Problem to work on: Extract all lines in the data that contain the word "projected".

Provided records:

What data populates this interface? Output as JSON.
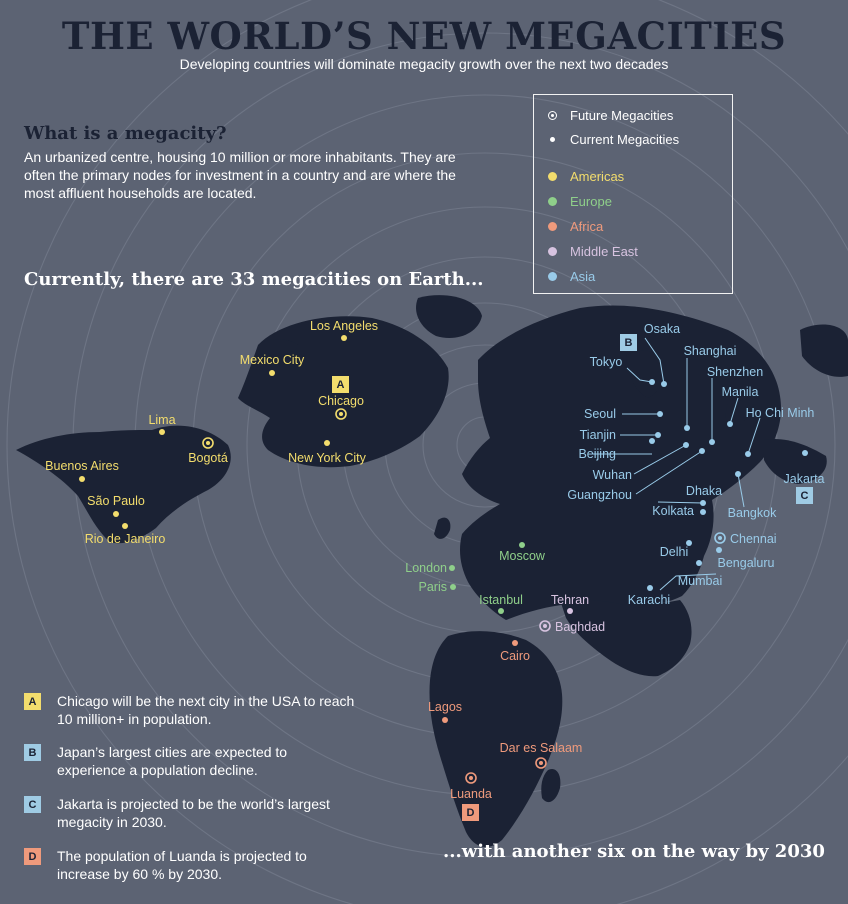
{
  "title": "THE WORLD’S NEW MEGACITIES",
  "subtitle": "Developing countries will dominate megacity growth over the next two decades",
  "definition": {
    "heading": "What is a megacity?",
    "text": "An urbanized centre, housing 10 million or more inhabitants. They are often the primary nodes for investment in a country and are where the most affluent households are located."
  },
  "current_heading": "Currently, there are 33 megacities on Earth...",
  "future_heading": "...with another six on the way by 2030",
  "colors": {
    "background": "#5c6373",
    "land": "#1b2234",
    "americas": "#f3dd6d",
    "europe": "#8fcf8a",
    "africa": "#ef9a7c",
    "middle_east": "#d7c3e0",
    "asia": "#99cbe9",
    "box_asia": "#9fcbe4"
  },
  "legend": {
    "future": "Future Megacities",
    "current": "Current Megacities",
    "regions": [
      {
        "key": "americas",
        "label": "Americas"
      },
      {
        "key": "europe",
        "label": "Europe"
      },
      {
        "key": "africa",
        "label": "Africa"
      },
      {
        "key": "middle_east",
        "label": "Middle East"
      },
      {
        "key": "asia",
        "label": "Asia"
      }
    ]
  },
  "notes": [
    {
      "letter": "A",
      "region": "americas",
      "text": "Chicago will be the next city in the USA to reach 10 million+ in population."
    },
    {
      "letter": "B",
      "region": "asia",
      "text": "Japan’s largest cities are expected to experience a population decline."
    },
    {
      "letter": "C",
      "region": "asia",
      "text": "Jakarta is projected to be the world’s largest megacity in 2030."
    },
    {
      "letter": "D",
      "region": "africa",
      "text": "The population of Luanda is projected to increase by 60 % by 2030."
    }
  ],
  "cities": [
    {
      "name": "Los Angeles",
      "region": "americas",
      "type": "current"
    },
    {
      "name": "Mexico City",
      "region": "americas",
      "type": "current"
    },
    {
      "name": "Chicago",
      "region": "americas",
      "type": "future",
      "note": "A"
    },
    {
      "name": "New York City",
      "region": "americas",
      "type": "current"
    },
    {
      "name": "Lima",
      "region": "americas",
      "type": "current"
    },
    {
      "name": "Bogotá",
      "region": "americas",
      "type": "future"
    },
    {
      "name": "Buenos Aires",
      "region": "americas",
      "type": "current"
    },
    {
      "name": "São Paulo",
      "region": "americas",
      "type": "current"
    },
    {
      "name": "Rio de Janeiro",
      "region": "americas",
      "type": "current"
    },
    {
      "name": "London",
      "region": "europe",
      "type": "current"
    },
    {
      "name": "Paris",
      "region": "europe",
      "type": "current"
    },
    {
      "name": "Moscow",
      "region": "europe",
      "type": "current"
    },
    {
      "name": "Istanbul",
      "region": "europe",
      "type": "current"
    },
    {
      "name": "Tehran",
      "region": "middle_east",
      "type": "current"
    },
    {
      "name": "Baghdad",
      "region": "middle_east",
      "type": "future"
    },
    {
      "name": "Cairo",
      "region": "africa",
      "type": "current"
    },
    {
      "name": "Lagos",
      "region": "africa",
      "type": "current"
    },
    {
      "name": "Dar es Salaam",
      "region": "africa",
      "type": "future"
    },
    {
      "name": "Luanda",
      "region": "africa",
      "type": "future",
      "note": "D"
    },
    {
      "name": "Osaka",
      "region": "asia",
      "type": "current",
      "note": "B"
    },
    {
      "name": "Tokyo",
      "region": "asia",
      "type": "current"
    },
    {
      "name": "Shanghai",
      "region": "asia",
      "type": "current"
    },
    {
      "name": "Shenzhen",
      "region": "asia",
      "type": "current"
    },
    {
      "name": "Manila",
      "region": "asia",
      "type": "current"
    },
    {
      "name": "Ho Chi Minh",
      "region": "asia",
      "type": "current"
    },
    {
      "name": "Seoul",
      "region": "asia",
      "type": "current"
    },
    {
      "name": "Tianjin",
      "region": "asia",
      "type": "current"
    },
    {
      "name": "Beijing",
      "region": "asia",
      "type": "current"
    },
    {
      "name": "Wuhan",
      "region": "asia",
      "type": "current"
    },
    {
      "name": "Guangzhou",
      "region": "asia",
      "type": "current"
    },
    {
      "name": "Jakarta",
      "region": "asia",
      "type": "current",
      "note": "C"
    },
    {
      "name": "Dhaka",
      "region": "asia",
      "type": "current"
    },
    {
      "name": "Kolkata",
      "region": "asia",
      "type": "current"
    },
    {
      "name": "Bangkok",
      "region": "asia",
      "type": "current"
    },
    {
      "name": "Chennai",
      "region": "asia",
      "type": "future"
    },
    {
      "name": "Bengaluru",
      "region": "asia",
      "type": "current"
    },
    {
      "name": "Delhi",
      "region": "asia",
      "type": "current"
    },
    {
      "name": "Mumbai",
      "region": "asia",
      "type": "current"
    },
    {
      "name": "Karachi",
      "region": "asia",
      "type": "current"
    }
  ]
}
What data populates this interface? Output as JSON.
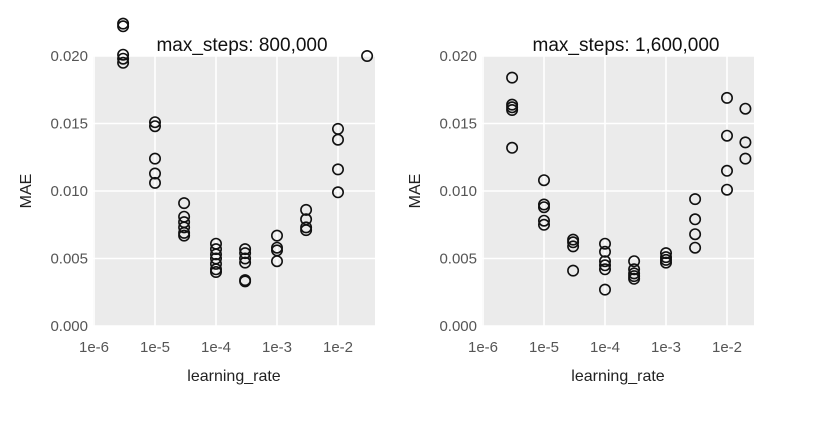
{
  "chart_data": [
    {
      "type": "scatter",
      "title": "max_steps: 800,000",
      "xlabel": "learning_rate",
      "ylabel": "MAE",
      "x_scale": "log10",
      "xlim": [
        "1e-6",
        "3.5e-2"
      ],
      "ylim": [
        0,
        0.02
      ],
      "x_ticks": [
        "1e-6",
        "1e-5",
        "1e-4",
        "1e-3",
        "1e-2"
      ],
      "y_ticks": [
        "0.000",
        "0.005",
        "0.010",
        "0.015",
        "0.020"
      ],
      "grid": true,
      "background": "#ebebeb",
      "points": [
        {
          "x": "3e-6",
          "y": 0.0224
        },
        {
          "x": "3e-6",
          "y": 0.0222
        },
        {
          "x": "3e-6",
          "y": 0.0201
        },
        {
          "x": "3e-6",
          "y": 0.0198
        },
        {
          "x": "3e-6",
          "y": 0.0195
        },
        {
          "x": "1e-5",
          "y": 0.0151
        },
        {
          "x": "1e-5",
          "y": 0.0148
        },
        {
          "x": "1e-5",
          "y": 0.0124
        },
        {
          "x": "1e-5",
          "y": 0.0113
        },
        {
          "x": "1e-5",
          "y": 0.0106
        },
        {
          "x": "3e-5",
          "y": 0.0091
        },
        {
          "x": "3e-5",
          "y": 0.0081
        },
        {
          "x": "3e-5",
          "y": 0.0077
        },
        {
          "x": "3e-5",
          "y": 0.0073
        },
        {
          "x": "3e-5",
          "y": 0.0069
        },
        {
          "x": "3e-5",
          "y": 0.0067
        },
        {
          "x": "1e-4",
          "y": 0.0061
        },
        {
          "x": "1e-4",
          "y": 0.0057
        },
        {
          "x": "1e-4",
          "y": 0.0053
        },
        {
          "x": "1e-4",
          "y": 0.005
        },
        {
          "x": "1e-4",
          "y": 0.0046
        },
        {
          "x": "1e-4",
          "y": 0.0042
        },
        {
          "x": "1e-4",
          "y": 0.004
        },
        {
          "x": "3e-4",
          "y": 0.0057
        },
        {
          "x": "3e-4",
          "y": 0.0054
        },
        {
          "x": "3e-4",
          "y": 0.005
        },
        {
          "x": "3e-4",
          "y": 0.0047
        },
        {
          "x": "3e-4",
          "y": 0.0034
        },
        {
          "x": "3e-4",
          "y": 0.0033
        },
        {
          "x": "1e-3",
          "y": 0.0067
        },
        {
          "x": "1e-3",
          "y": 0.0058
        },
        {
          "x": "1e-3",
          "y": 0.0056
        },
        {
          "x": "1e-3",
          "y": 0.0048
        },
        {
          "x": "3e-3",
          "y": 0.0086
        },
        {
          "x": "3e-3",
          "y": 0.0079
        },
        {
          "x": "3e-3",
          "y": 0.0073
        },
        {
          "x": "3e-3",
          "y": 0.0071
        },
        {
          "x": "1e-2",
          "y": 0.0146
        },
        {
          "x": "1e-2",
          "y": 0.0138
        },
        {
          "x": "1e-2",
          "y": 0.0116
        },
        {
          "x": "1e-2",
          "y": 0.0099
        },
        {
          "x": "3e-2",
          "y": 0.02
        }
      ]
    },
    {
      "type": "scatter",
      "title": "max_steps: 1,600,000",
      "xlabel": "learning_rate",
      "ylabel": "MAE",
      "x_scale": "log10",
      "xlim": [
        "1e-6",
        "3.5e-2"
      ],
      "ylim": [
        0,
        0.02
      ],
      "x_ticks": [
        "1e-6",
        "1e-5",
        "1e-4",
        "1e-3",
        "1e-2"
      ],
      "y_ticks": [
        "0.000",
        "0.005",
        "0.010",
        "0.015",
        "0.020"
      ],
      "grid": true,
      "background": "#ebebeb",
      "points": [
        {
          "x": "3e-6",
          "y": 0.0184
        },
        {
          "x": "3e-6",
          "y": 0.0164
        },
        {
          "x": "3e-6",
          "y": 0.0162
        },
        {
          "x": "3e-6",
          "y": 0.016
        },
        {
          "x": "3e-6",
          "y": 0.0132
        },
        {
          "x": "1e-5",
          "y": 0.0108
        },
        {
          "x": "1e-5",
          "y": 0.009
        },
        {
          "x": "1e-5",
          "y": 0.0088
        },
        {
          "x": "1e-5",
          "y": 0.0078
        },
        {
          "x": "1e-5",
          "y": 0.0075
        },
        {
          "x": "3e-5",
          "y": 0.0064
        },
        {
          "x": "3e-5",
          "y": 0.0062
        },
        {
          "x": "3e-5",
          "y": 0.0059
        },
        {
          "x": "3e-5",
          "y": 0.0041
        },
        {
          "x": "1e-4",
          "y": 0.0061
        },
        {
          "x": "1e-4",
          "y": 0.0055
        },
        {
          "x": "1e-4",
          "y": 0.0048
        },
        {
          "x": "1e-4",
          "y": 0.0045
        },
        {
          "x": "1e-4",
          "y": 0.0042
        },
        {
          "x": "1e-4",
          "y": 0.0027
        },
        {
          "x": "3e-4",
          "y": 0.0048
        },
        {
          "x": "3e-4",
          "y": 0.0042
        },
        {
          "x": "3e-4",
          "y": 0.0039
        },
        {
          "x": "3e-4",
          "y": 0.0037
        },
        {
          "x": "3e-4",
          "y": 0.0035
        },
        {
          "x": "1e-3",
          "y": 0.0054
        },
        {
          "x": "1e-3",
          "y": 0.0051
        },
        {
          "x": "1e-3",
          "y": 0.0049
        },
        {
          "x": "1e-3",
          "y": 0.0047
        },
        {
          "x": "3e-3",
          "y": 0.0094
        },
        {
          "x": "3e-3",
          "y": 0.0079
        },
        {
          "x": "3e-3",
          "y": 0.0068
        },
        {
          "x": "3e-3",
          "y": 0.0058
        },
        {
          "x": "1e-2",
          "y": 0.0169
        },
        {
          "x": "1e-2",
          "y": 0.0141
        },
        {
          "x": "1e-2",
          "y": 0.0115
        },
        {
          "x": "1e-2",
          "y": 0.0101
        },
        {
          "x": "2e-2",
          "y": 0.0161
        },
        {
          "x": "2e-2",
          "y": 0.0136
        },
        {
          "x": "2e-2",
          "y": 0.0124
        }
      ]
    }
  ]
}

Answer to this task:
      "text": "Jakarta is projected to be the world’s largest megacity in 2030."
      "text": "The population of Luanda is projected to increase by 60 % by 2030."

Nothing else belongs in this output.